THE REQUEST |
Extract, from the records beneath this instruction, each line that contains the word "JSON".

Dataset entries on figures
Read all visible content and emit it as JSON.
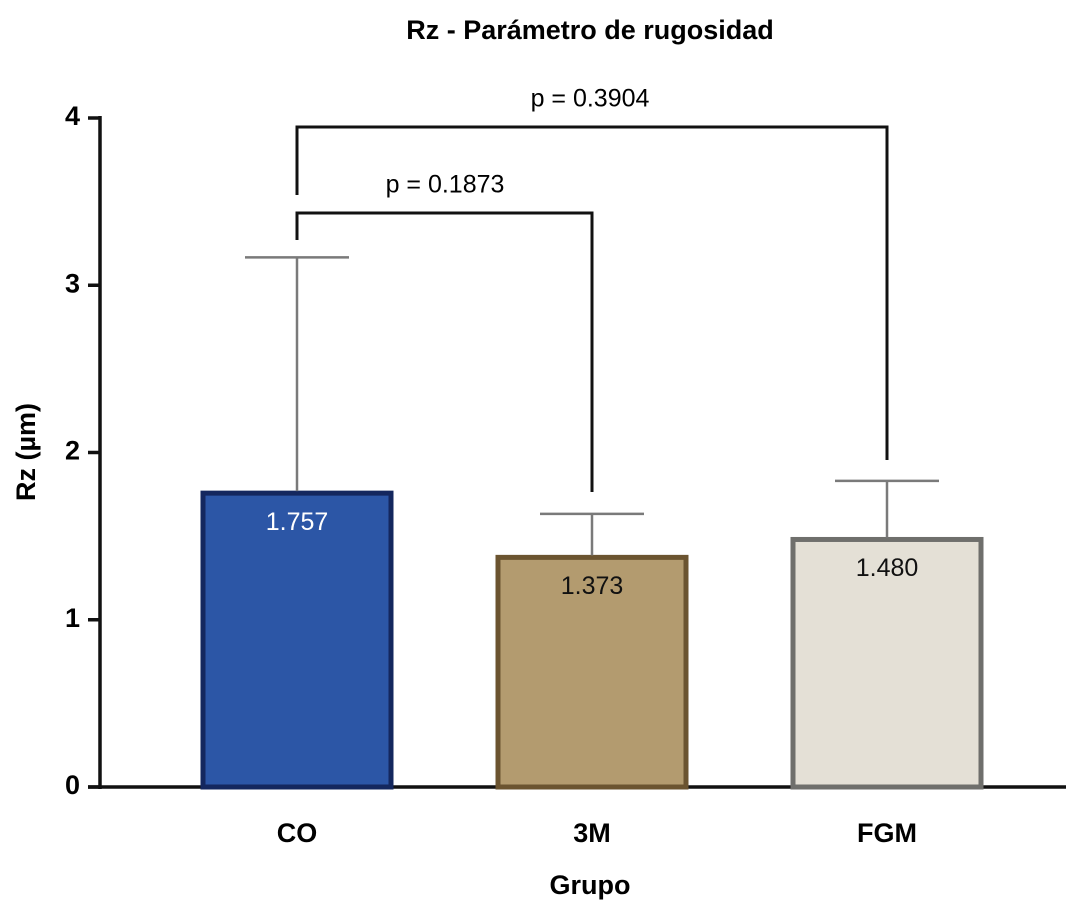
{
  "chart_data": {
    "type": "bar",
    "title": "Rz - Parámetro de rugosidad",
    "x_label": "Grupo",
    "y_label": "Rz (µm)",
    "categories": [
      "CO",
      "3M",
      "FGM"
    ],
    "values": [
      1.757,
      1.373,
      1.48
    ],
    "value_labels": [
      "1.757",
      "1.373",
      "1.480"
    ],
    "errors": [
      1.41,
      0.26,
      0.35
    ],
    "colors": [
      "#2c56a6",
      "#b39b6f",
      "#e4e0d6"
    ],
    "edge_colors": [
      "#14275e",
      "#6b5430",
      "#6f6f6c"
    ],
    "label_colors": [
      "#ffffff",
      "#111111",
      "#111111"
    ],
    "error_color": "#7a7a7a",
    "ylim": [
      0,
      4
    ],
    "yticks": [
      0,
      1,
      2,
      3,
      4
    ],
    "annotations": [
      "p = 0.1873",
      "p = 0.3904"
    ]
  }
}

* * *

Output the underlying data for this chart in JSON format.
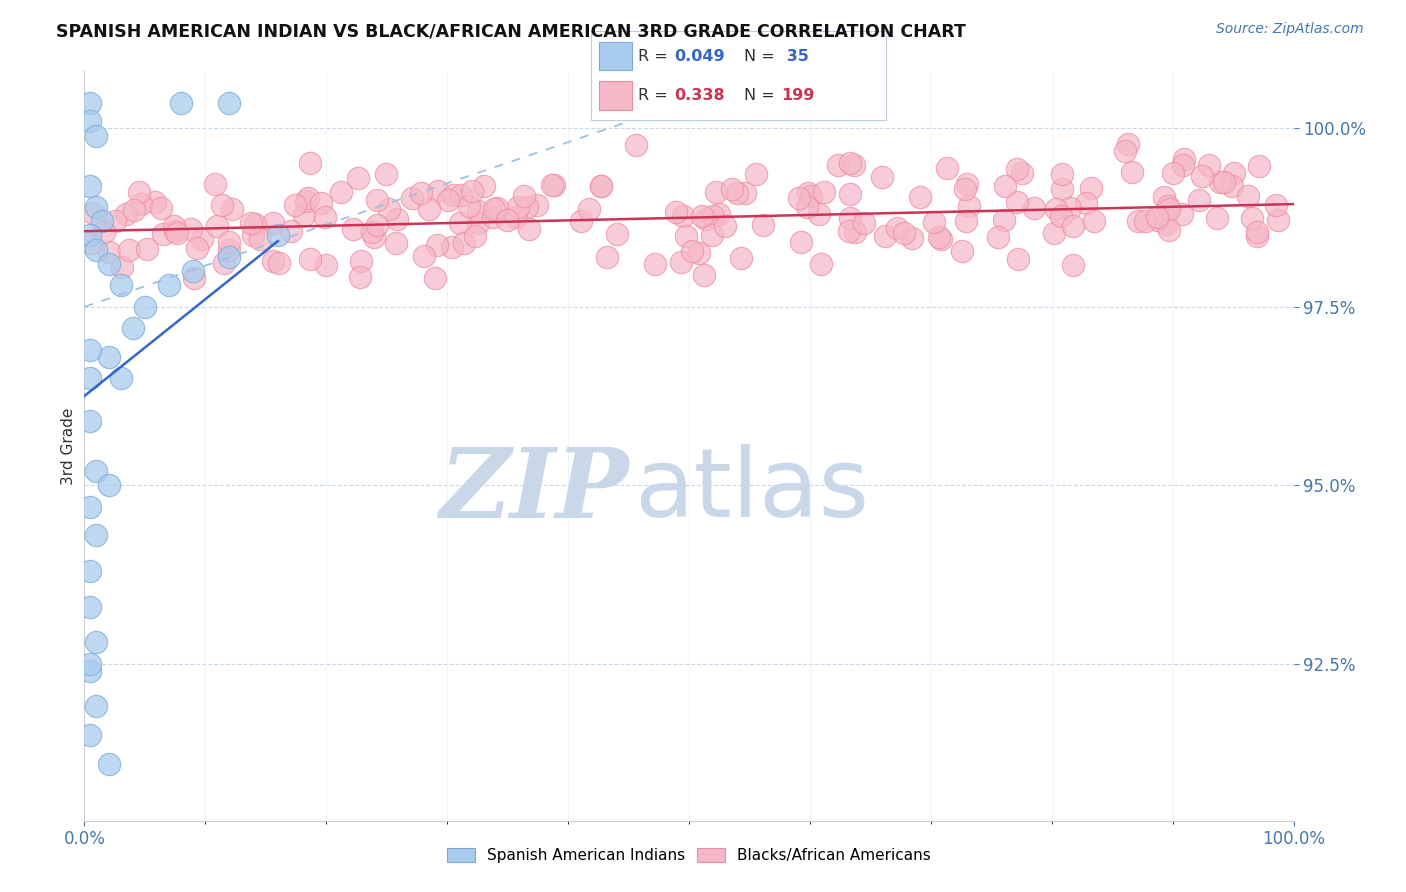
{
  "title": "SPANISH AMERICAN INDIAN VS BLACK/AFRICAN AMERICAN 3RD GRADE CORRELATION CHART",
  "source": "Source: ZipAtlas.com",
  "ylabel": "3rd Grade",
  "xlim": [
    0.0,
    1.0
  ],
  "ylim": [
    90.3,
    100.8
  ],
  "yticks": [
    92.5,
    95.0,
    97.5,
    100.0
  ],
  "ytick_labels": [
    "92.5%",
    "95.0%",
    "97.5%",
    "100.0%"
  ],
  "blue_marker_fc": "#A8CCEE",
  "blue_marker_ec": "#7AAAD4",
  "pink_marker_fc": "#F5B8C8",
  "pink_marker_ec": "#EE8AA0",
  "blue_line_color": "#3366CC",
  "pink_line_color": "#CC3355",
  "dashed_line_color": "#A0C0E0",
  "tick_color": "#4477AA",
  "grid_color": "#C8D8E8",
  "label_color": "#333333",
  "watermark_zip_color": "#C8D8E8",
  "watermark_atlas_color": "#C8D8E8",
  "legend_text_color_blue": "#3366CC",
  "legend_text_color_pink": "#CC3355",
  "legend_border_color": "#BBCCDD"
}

COMPLETED TASK |
Read all visible content and emit it as JSON.
Output the underlying data for this chart in JSON format.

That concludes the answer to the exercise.